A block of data
****************************************
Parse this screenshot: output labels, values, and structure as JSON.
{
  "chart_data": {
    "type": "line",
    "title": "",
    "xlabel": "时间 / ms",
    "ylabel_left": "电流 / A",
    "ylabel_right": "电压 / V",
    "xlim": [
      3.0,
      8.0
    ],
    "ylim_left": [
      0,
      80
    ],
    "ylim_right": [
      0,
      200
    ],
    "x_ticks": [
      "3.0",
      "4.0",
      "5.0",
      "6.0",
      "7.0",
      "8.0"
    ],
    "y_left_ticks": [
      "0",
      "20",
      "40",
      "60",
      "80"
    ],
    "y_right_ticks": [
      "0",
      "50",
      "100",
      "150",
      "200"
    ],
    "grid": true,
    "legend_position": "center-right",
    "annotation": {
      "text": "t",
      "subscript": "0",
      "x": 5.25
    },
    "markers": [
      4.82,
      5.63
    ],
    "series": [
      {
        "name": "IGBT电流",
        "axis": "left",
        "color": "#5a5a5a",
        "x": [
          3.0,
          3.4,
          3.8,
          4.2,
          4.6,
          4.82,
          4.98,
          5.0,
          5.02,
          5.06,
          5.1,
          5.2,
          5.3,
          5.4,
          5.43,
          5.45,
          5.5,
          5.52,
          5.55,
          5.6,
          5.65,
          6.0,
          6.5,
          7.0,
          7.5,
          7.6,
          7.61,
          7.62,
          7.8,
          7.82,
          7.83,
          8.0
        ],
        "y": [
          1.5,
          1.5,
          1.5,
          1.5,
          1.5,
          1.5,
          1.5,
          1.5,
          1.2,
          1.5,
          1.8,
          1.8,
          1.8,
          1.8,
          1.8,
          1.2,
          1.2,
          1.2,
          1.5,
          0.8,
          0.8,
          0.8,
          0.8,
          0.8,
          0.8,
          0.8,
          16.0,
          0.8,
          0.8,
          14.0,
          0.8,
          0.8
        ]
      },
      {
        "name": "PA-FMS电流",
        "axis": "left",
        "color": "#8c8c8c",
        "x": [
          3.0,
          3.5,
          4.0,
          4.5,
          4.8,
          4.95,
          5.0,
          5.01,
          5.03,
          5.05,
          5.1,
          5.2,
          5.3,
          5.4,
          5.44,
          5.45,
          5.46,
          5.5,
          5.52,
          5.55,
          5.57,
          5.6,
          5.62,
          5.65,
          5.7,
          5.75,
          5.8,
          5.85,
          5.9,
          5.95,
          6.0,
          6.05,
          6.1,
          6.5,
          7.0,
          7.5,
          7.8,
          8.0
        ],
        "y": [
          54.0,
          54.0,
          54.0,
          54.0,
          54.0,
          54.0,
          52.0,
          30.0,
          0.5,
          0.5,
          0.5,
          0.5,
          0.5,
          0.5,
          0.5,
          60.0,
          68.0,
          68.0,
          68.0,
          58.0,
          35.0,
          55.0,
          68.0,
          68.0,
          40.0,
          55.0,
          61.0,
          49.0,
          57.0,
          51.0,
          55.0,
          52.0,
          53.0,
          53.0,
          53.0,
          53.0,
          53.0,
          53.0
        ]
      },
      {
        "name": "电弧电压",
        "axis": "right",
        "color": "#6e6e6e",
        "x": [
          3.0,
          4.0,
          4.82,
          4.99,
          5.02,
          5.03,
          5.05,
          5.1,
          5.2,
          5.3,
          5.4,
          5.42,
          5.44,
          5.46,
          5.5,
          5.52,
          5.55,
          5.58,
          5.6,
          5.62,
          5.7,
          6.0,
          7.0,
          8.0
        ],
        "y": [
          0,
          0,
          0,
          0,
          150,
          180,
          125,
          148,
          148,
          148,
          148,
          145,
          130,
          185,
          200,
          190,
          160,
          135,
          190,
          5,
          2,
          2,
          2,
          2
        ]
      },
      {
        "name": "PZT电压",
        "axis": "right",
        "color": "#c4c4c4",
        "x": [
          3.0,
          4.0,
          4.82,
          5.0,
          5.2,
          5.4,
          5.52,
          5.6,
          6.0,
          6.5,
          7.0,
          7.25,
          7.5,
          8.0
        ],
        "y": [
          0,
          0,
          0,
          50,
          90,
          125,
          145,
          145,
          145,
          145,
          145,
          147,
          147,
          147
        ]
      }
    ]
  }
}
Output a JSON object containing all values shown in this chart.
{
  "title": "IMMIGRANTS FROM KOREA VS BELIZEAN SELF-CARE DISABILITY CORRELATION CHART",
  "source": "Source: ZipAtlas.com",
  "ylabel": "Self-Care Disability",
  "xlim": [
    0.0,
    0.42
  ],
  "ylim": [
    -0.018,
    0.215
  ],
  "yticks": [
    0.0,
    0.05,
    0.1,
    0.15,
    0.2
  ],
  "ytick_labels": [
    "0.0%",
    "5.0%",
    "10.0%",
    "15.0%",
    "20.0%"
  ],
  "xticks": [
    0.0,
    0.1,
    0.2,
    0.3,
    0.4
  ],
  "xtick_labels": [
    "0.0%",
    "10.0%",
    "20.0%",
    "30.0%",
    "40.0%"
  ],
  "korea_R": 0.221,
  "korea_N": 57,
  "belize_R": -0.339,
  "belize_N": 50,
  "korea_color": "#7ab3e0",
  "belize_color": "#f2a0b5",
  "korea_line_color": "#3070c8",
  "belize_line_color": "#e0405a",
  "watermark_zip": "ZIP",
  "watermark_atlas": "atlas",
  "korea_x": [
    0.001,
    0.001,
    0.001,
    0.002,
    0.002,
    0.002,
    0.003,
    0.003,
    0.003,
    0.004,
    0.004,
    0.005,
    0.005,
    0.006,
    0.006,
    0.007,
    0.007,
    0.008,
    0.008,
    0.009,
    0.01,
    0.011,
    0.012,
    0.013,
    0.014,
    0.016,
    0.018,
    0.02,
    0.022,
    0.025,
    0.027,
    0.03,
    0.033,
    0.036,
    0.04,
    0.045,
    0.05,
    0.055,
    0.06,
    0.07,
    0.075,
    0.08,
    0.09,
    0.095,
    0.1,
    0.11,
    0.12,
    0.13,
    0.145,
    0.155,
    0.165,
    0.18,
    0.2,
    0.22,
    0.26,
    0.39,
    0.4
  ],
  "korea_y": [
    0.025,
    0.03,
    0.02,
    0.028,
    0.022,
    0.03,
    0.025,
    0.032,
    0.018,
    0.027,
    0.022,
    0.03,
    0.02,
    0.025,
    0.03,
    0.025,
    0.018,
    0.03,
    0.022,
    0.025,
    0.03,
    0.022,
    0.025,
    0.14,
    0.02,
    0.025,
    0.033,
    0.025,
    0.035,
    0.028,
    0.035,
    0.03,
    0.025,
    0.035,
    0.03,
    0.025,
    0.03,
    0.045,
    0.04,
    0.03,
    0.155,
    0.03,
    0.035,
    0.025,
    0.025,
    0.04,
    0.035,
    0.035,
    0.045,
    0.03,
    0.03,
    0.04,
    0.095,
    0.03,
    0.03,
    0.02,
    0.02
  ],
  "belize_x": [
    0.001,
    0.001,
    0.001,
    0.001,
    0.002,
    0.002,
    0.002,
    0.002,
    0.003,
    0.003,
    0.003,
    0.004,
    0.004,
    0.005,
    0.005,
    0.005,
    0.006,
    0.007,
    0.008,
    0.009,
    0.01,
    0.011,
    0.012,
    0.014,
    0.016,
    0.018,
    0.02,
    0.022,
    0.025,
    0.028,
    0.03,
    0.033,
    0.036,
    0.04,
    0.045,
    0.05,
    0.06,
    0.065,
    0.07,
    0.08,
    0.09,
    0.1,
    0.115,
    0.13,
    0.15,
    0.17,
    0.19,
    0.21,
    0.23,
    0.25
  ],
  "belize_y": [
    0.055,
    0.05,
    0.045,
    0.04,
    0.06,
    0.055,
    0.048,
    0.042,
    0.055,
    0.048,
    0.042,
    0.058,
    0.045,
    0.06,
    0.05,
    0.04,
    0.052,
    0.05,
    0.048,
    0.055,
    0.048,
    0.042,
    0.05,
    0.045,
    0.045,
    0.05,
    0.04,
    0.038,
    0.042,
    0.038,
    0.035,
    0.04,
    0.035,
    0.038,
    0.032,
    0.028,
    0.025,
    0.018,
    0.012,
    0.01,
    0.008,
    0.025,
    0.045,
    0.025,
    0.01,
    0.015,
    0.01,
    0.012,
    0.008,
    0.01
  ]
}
****************************************
= Requirements =
Wherever "name" shows up in a line, copy that line.

= Answer below =
        "name": "IGBT电流",
        "name": "PA-FMS电流",
        "name": "电弧电压",
        "name": "PZT电压",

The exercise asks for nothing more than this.